Items from a data source:
________

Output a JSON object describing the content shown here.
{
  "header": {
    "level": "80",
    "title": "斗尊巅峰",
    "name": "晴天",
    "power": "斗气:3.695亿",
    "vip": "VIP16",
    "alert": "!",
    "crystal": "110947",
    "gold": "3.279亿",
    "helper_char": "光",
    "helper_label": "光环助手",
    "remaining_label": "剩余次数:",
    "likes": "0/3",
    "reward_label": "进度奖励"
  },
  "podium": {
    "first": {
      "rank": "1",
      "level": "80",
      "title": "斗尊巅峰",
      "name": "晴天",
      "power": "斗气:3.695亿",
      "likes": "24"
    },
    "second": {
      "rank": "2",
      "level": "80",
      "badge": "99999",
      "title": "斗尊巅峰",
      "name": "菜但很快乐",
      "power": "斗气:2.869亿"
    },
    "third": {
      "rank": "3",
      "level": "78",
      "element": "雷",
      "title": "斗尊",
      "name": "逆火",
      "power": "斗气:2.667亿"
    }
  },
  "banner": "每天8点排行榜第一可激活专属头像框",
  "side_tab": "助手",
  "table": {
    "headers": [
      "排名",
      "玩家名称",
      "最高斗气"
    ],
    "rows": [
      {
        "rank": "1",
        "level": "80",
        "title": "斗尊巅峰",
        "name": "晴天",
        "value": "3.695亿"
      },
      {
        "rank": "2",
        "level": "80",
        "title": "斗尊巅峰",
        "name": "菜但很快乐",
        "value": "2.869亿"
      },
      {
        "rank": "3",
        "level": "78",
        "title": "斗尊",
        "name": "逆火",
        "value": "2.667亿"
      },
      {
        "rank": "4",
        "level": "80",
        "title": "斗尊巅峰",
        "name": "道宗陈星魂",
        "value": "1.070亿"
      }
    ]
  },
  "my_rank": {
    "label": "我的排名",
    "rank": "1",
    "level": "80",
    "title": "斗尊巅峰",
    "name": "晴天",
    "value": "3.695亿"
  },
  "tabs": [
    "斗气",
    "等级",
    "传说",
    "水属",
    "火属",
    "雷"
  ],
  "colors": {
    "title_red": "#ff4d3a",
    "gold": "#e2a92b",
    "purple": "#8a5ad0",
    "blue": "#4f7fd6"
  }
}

________

**What you need to do**.
Above are the records. Copy every line in them holding "value".

**Task output**.
        "value": "3.695亿"
        "value": "2.869亿"
        "value": "2.667亿"
        "value": "1.070亿"
    "value": "3.695亿"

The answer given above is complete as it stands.